## Directions:
What follows is a set of records; repeat all of them exactly.

*****

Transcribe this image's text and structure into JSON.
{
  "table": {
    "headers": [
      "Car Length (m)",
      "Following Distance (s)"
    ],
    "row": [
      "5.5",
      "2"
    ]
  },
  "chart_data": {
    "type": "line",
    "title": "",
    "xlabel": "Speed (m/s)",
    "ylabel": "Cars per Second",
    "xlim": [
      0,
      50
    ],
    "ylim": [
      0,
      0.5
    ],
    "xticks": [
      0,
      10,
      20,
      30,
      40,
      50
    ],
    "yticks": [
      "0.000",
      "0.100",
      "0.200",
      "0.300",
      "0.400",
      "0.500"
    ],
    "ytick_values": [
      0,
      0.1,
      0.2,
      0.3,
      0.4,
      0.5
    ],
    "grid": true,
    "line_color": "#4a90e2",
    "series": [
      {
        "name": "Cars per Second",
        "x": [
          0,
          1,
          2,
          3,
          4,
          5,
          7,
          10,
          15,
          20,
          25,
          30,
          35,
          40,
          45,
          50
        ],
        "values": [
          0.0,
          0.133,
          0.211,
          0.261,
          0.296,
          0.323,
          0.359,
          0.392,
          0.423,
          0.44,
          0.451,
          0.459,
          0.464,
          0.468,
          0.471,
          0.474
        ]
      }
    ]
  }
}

*****

## Expected answer:
Transcribe this image's text and structure into JSON.
{
  "table": {
    "headers": [
      "Car Length (m)",
      "Following Distance (s)"
    ],
    "row": [
      "5.5",
      "2"
    ]
  },
  "chart_data": {
    "type": "line",
    "title": "",
    "xlabel": "Speed (m/s)",
    "ylabel": "Cars per Second",
    "xlim": [
      0,
      50
    ],
    "ylim": [
      0,
      0.5
    ],
    "xticks": [
      0,
      10,
      20,
      30,
      40,
      50
    ],
    "yticks": [
      "0.000",
      "0.100",
      "0.200",
      "0.300",
      "0.400",
      "0.500"
    ],
    "ytick_values": [
      0,
      0.1,
      0.2,
      0.3,
      0.4,
      0.5
    ],
    "grid": true,
    "line_color": "#4a90e2",
    "series": [
      {
        "name": "Cars per Second",
        "x": [
          0,
          1,
          2,
          3,
          4,
          5,
          7,
          10,
          15,
          20,
          25,
          30,
          35,
          40,
          45,
          50
        ],
        "values": [
          0.0,
          0.133,
          0.211,
          0.261,
          0.296,
          0.323,
          0.359,
          0.392,
          0.423,
          0.44,
          0.451,
          0.459,
          0.464,
          0.468,
          0.471,
          0.474
        ]
      }
    ]
  }
}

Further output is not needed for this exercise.